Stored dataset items

— begin —

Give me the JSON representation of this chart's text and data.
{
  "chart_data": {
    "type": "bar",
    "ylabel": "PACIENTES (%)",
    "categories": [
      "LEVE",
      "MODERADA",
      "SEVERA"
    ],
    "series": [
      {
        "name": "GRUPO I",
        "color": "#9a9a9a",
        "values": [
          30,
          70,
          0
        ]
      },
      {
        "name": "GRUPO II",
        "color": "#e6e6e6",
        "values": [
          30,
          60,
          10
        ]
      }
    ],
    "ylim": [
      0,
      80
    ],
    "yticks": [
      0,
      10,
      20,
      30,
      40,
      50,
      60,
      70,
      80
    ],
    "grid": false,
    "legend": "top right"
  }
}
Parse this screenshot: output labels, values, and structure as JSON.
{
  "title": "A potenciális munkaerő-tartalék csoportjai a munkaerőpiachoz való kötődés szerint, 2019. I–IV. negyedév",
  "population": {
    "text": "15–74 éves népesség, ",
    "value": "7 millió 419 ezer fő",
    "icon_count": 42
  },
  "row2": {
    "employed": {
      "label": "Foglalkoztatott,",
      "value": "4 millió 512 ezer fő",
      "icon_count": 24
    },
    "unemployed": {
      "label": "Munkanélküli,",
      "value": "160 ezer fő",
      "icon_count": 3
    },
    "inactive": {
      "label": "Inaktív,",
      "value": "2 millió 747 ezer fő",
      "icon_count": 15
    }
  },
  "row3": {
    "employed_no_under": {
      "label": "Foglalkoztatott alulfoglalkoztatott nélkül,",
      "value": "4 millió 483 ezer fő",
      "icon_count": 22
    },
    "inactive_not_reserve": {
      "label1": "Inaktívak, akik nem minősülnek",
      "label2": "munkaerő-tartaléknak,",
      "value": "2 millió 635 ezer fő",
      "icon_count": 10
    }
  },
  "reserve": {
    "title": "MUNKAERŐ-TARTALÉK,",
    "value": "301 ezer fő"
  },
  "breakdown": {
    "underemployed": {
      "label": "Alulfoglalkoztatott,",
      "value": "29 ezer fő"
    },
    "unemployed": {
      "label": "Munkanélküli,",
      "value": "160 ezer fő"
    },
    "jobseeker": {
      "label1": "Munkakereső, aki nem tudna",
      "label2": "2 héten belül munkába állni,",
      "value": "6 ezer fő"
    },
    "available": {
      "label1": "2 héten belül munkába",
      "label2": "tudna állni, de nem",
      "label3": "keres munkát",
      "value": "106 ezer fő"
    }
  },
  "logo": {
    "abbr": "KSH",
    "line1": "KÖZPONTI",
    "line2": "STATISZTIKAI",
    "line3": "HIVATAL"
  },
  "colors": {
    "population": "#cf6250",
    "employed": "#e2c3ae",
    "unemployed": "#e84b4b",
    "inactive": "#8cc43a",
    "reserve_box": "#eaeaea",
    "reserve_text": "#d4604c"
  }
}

— end —

Task description
Every record above should be copied exactly.

Problem solution
Give me the JSON representation of this chart's text and data.
{
  "chart_data": {
    "type": "bar",
    "ylabel": "PACIENTES (%)",
    "categories": [
      "LEVE",
      "MODERADA",
      "SEVERA"
    ],
    "series": [
      {
        "name": "GRUPO I",
        "color": "#9a9a9a",
        "values": [
          30,
          70,
          0
        ]
      },
      {
        "name": "GRUPO II",
        "color": "#e6e6e6",
        "values": [
          30,
          60,
          10
        ]
      }
    ],
    "ylim": [
      0,
      80
    ],
    "yticks": [
      0,
      10,
      20,
      30,
      40,
      50,
      60,
      70,
      80
    ],
    "grid": false,
    "legend": "top right"
  }
}
Parse this screenshot: output labels, values, and structure as JSON.
{
  "title": "A potenciális munkaerő-tartalék csoportjai a munkaerőpiachoz való kötődés szerint, 2019. I–IV. negyedév",
  "population": {
    "text": "15–74 éves népesség, ",
    "value": "7 millió 419 ezer fő",
    "icon_count": 42
  },
  "row2": {
    "employed": {
      "label": "Foglalkoztatott,",
      "value": "4 millió 512 ezer fő",
      "icon_count": 24
    },
    "unemployed": {
      "label": "Munkanélküli,",
      "value": "160 ezer fő",
      "icon_count": 3
    },
    "inactive": {
      "label": "Inaktív,",
      "value": "2 millió 747 ezer fő",
      "icon_count": 15
    }
  },
  "row3": {
    "employed_no_under": {
      "label": "Foglalkoztatott alulfoglalkoztatott nélkül,",
      "value": "4 millió 483 ezer fő",
      "icon_count": 22
    },
    "inactive_not_reserve": {
      "label1": "Inaktívak, akik nem minősülnek",
      "label2": "munkaerő-tartaléknak,",
      "value": "2 millió 635 ezer fő",
      "icon_count": 10
    }
  },
  "reserve": {
    "title": "MUNKAERŐ-TARTALÉK,",
    "value": "301 ezer fő"
  },
  "breakdown": {
    "underemployed": {
      "label": "Alulfoglalkoztatott,",
      "value": "29 ezer fő"
    },
    "unemployed": {
      "label": "Munkanélküli,",
      "value": "160 ezer fő"
    },
    "jobseeker": {
      "label1": "Munkakereső, aki nem tudna",
      "label2": "2 héten belül munkába állni,",
      "value": "6 ezer fő"
    },
    "available": {
      "label1": "2 héten belül munkába",
      "label2": "tudna állni, de nem",
      "label3": "keres munkát",
      "value": "106 ezer fő"
    }
  },
  "logo": {
    "abbr": "KSH",
    "line1": "KÖZPONTI",
    "line2": "STATISZTIKAI",
    "line3": "HIVATAL"
  },
  "colors": {
    "population": "#cf6250",
    "employed": "#e2c3ae",
    "unemployed": "#e84b4b",
    "inactive": "#8cc43a",
    "reserve_box": "#eaeaea",
    "reserve_text": "#d4604c"
  }
}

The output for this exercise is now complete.